- _WHAT YOU NEED TO DO_
Spot each line that carries the word "client"; copy those lines.

- _DATA SECTION_
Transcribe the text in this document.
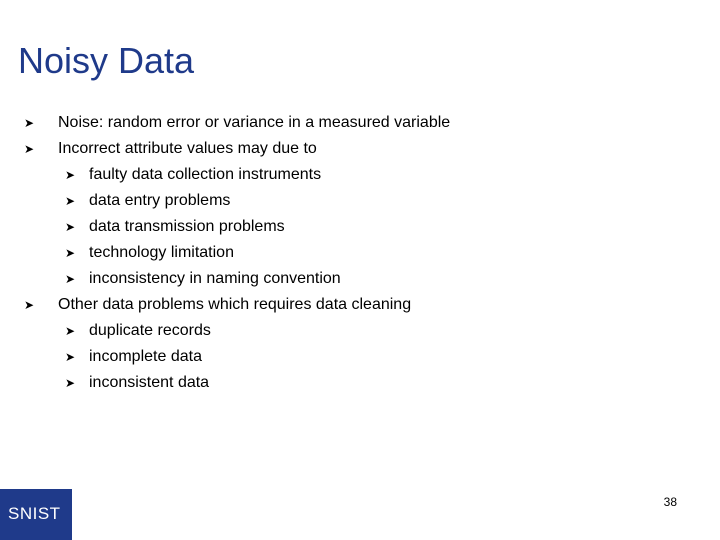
Noisy Data
➤ Noise: random error or variance in a measured variable
➤ Incorrect attribute values may due to
➤ faulty data collection instruments
➤ data entry problems
➤ data transmission problems
➤ technology limitation
➤ inconsistency in naming convention
➤ Other data problems which requires data cleaning
➤ duplicate records
➤ incomplete data
➤ inconsistent data
SNIST
38
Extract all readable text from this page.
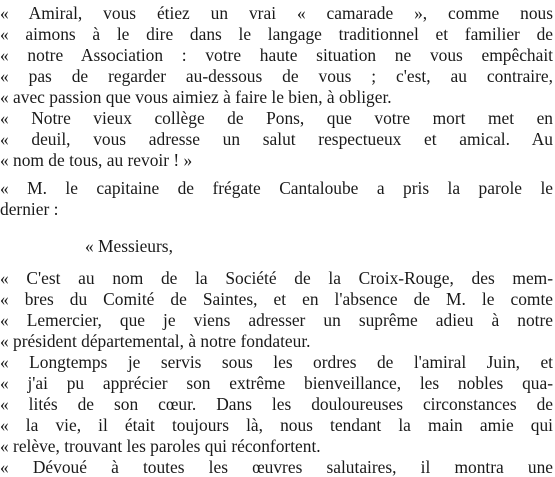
« Amiral, vous étiez un vrai « camarade », comme nous
« aimons à le dire dans le langage traditionnel et familier de
« notre Association : votre haute situation ne vous empêchait
« pas de regarder au-dessous de vous ; c'est, au contraire,
« avec passion que vous aimiez à faire le bien, à obliger.
« Notre vieux collège de Pons, que votre mort met en
« deuil, vous adresse un salut respectueux et amical. Au
« nom de tous, au revoir ! »
« M. le capitaine de frégate Cantaloube a pris la parole le
dernier :
« Messieurs,
« C'est au nom de la Société de la Croix-Rouge, des mem-
« bres du Comité de Saintes, et en l'absence de M. le comte
« Lemercier, que je viens adresser un suprême adieu à notre
« président départemental, à notre fondateur.
« Longtemps je servis sous les ordres de l'amiral Juin, et
« j'ai pu apprécier son extrême bienveillance, les nobles qua-
« lités de son cœur. Dans les douloureuses circonstances de
« la vie, il était toujours là, nous tendant la main amie qui
« relève, trouvant les paroles qui réconfortent.
« Dévoué à toutes les œuvres salutaires, il montra une
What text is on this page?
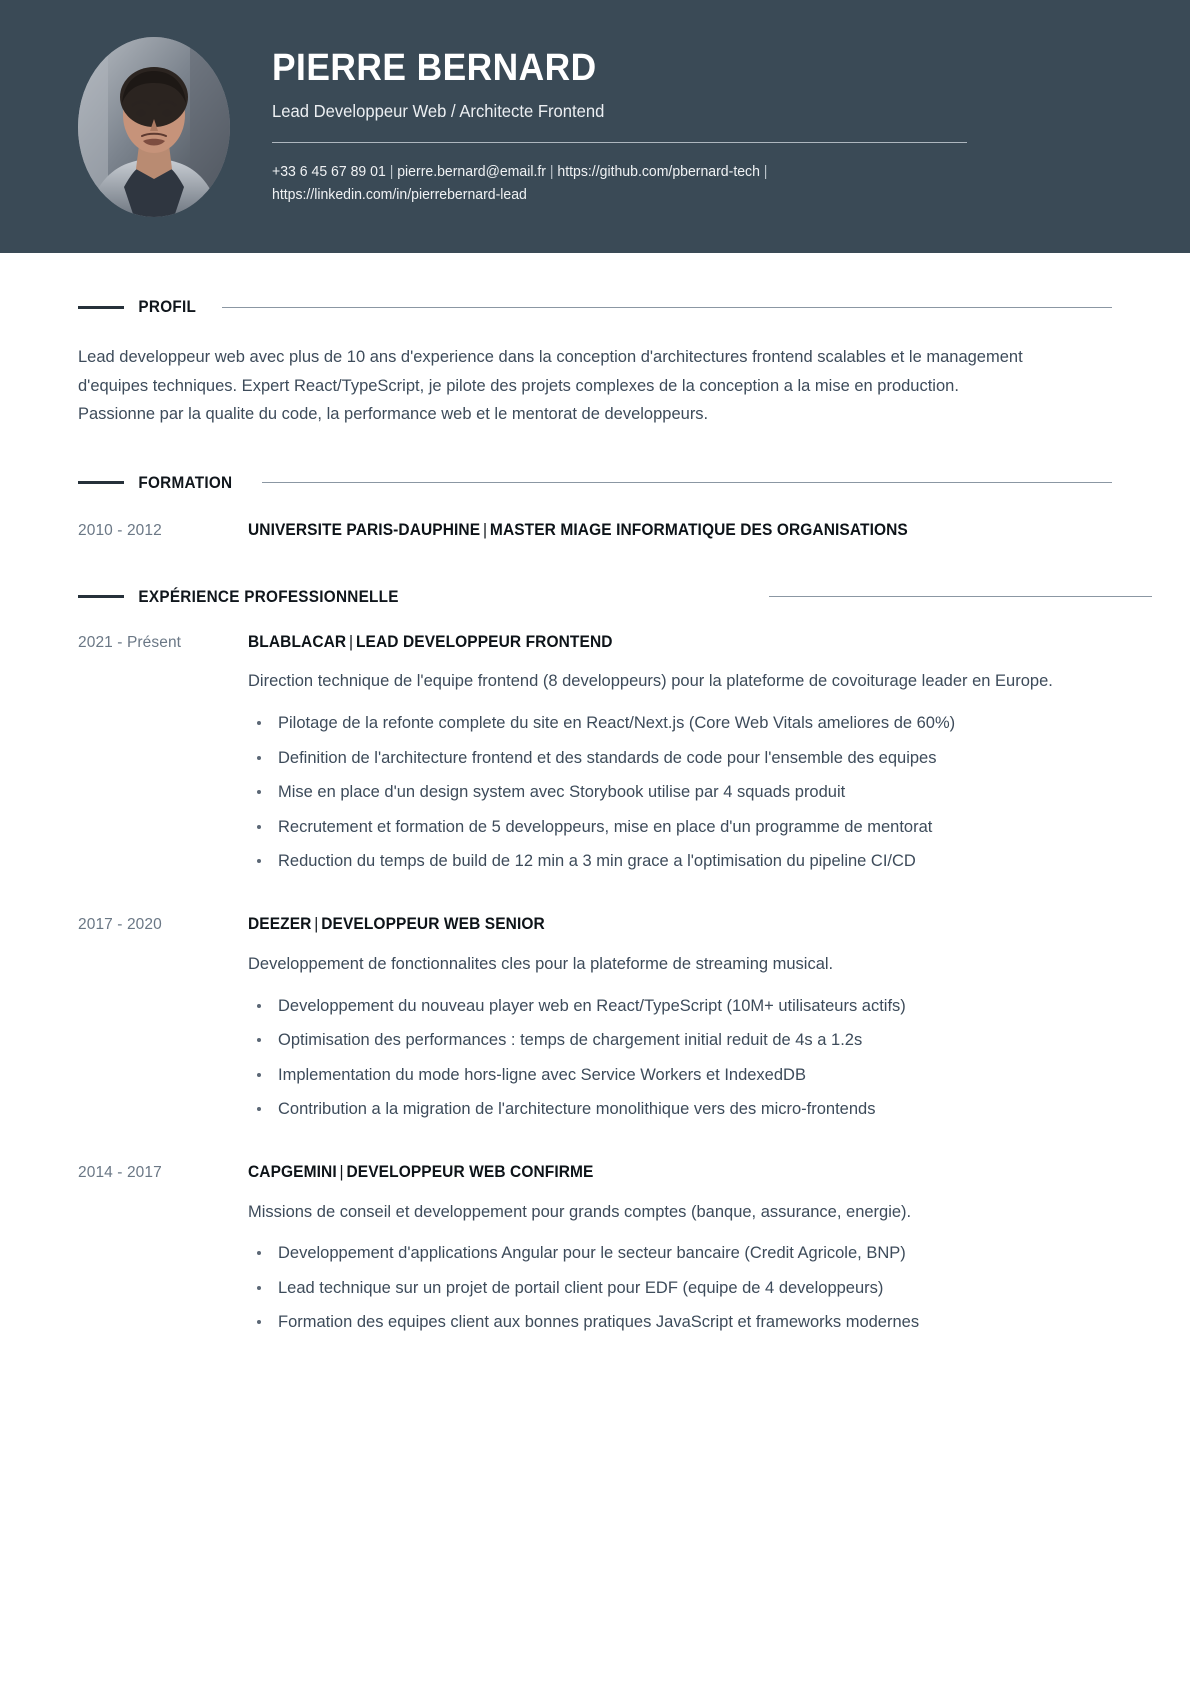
PIERRE BERNARD
Lead Developpeur Web / Architecte Frontend
+33 6 45 67 89 01 | pierre.bernard@email.fr | https://github.com/pbernard-tech | https://linkedin.com/in/pierrebernard-lead
PROFIL

Lead developpeur web avec plus de 10 ans d'experience dans la conception d'architectures frontend scalables et le management d'equipes techniques. Expert React/TypeScript, je pilote des projets complexes de la conception a la mise en production. Passionne par la qualite du code, la performance web et le mentorat de developpeurs.

FORMATION
2010 - 2012	UNIVERSITE PARIS-DAUPHINE | MASTER MIAGE INFORMATIQUE DES ORGANISATIONS
EXPÉRIENCE PROFESSIONNELLE
2021 - Présent	BLABLACAR | LEAD DEVELOPPEUR FRONTEND
Direction technique de l'equipe frontend (8 developpeurs) pour la plateforme de covoiturage leader en Europe.
Pilotage de la refonte complete du site en React/Next.js (Core Web Vitals ameliores de 60%)
Definition de l'architecture frontend et des standards de code pour l'ensemble des equipes
Mise en place d'un design system avec Storybook utilise par 4 squads produit
Recrutement et formation de 5 developpeurs, mise en place d'un programme de mentorat
Reduction du temps de build de 12 min a 3 min grace a l'optimisation du pipeline CI/CD
2017 - 2020	DEEZER | DEVELOPPEUR WEB SENIOR
Developpement de fonctionnalites cles pour la plateforme de streaming musical.
Developpement du nouveau player web en React/TypeScript (10M+ utilisateurs actifs)
Optimisation des performances : temps de chargement initial reduit de 4s a 1.2s
Implementation du mode hors-ligne avec Service Workers et IndexedDB
Contribution a la migration de l'architecture monolithique vers des micro-frontends
2014 - 2017	CAPGEMINI | DEVELOPPEUR WEB CONFIRME
Missions de conseil et developpement pour grands comptes (banque, assurance, energie).
Developpement d'applications Angular pour le secteur bancaire (Credit Agricole, BNP)
Lead technique sur un projet de portail client pour EDF (equipe de 4 developpeurs)
Formation des equipes client aux bonnes pratiques JavaScript et frameworks modernes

- _WRITTEN RESPONSE_
Lead technique sur un projet de portail client pour EDF (equipe de 4 developpeurs)
Formation des equipes client aux bonnes pratiques JavaScript et frameworks modernes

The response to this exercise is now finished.